**THE DATA**
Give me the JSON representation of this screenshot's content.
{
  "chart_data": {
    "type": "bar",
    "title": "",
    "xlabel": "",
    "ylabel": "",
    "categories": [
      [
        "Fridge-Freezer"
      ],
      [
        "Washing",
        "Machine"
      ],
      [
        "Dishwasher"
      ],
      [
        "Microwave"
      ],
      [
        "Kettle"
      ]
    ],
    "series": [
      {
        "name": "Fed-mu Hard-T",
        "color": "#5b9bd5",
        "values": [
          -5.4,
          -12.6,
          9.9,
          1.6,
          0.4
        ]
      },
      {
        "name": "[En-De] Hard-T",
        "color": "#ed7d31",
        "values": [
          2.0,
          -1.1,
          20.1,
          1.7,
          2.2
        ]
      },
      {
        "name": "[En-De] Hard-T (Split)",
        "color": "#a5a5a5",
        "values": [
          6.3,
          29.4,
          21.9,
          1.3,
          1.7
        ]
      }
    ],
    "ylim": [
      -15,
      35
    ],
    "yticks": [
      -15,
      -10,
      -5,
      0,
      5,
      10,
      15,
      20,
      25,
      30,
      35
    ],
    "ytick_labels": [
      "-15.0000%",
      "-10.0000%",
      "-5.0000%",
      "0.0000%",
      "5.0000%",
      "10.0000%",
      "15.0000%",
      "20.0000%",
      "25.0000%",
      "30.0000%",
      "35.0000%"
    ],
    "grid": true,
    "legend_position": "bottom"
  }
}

**TASK TO COMPLETE**
Write the whole listing out again. Keep every line exactly as it is.

**TASK RESULT**
Give me the JSON representation of this screenshot's content.
{
  "chart_data": {
    "type": "bar",
    "title": "",
    "xlabel": "",
    "ylabel": "",
    "categories": [
      [
        "Fridge-Freezer"
      ],
      [
        "Washing",
        "Machine"
      ],
      [
        "Dishwasher"
      ],
      [
        "Microwave"
      ],
      [
        "Kettle"
      ]
    ],
    "series": [
      {
        "name": "Fed-mu Hard-T",
        "color": "#5b9bd5",
        "values": [
          -5.4,
          -12.6,
          9.9,
          1.6,
          0.4
        ]
      },
      {
        "name": "[En-De] Hard-T",
        "color": "#ed7d31",
        "values": [
          2.0,
          -1.1,
          20.1,
          1.7,
          2.2
        ]
      },
      {
        "name": "[En-De] Hard-T (Split)",
        "color": "#a5a5a5",
        "values": [
          6.3,
          29.4,
          21.9,
          1.3,
          1.7
        ]
      }
    ],
    "ylim": [
      -15,
      35
    ],
    "yticks": [
      -15,
      -10,
      -5,
      0,
      5,
      10,
      15,
      20,
      25,
      30,
      35
    ],
    "ytick_labels": [
      "-15.0000%",
      "-10.0000%",
      "-5.0000%",
      "0.0000%",
      "5.0000%",
      "10.0000%",
      "15.0000%",
      "20.0000%",
      "25.0000%",
      "30.0000%",
      "35.0000%"
    ],
    "grid": true,
    "legend_position": "bottom"
  }
}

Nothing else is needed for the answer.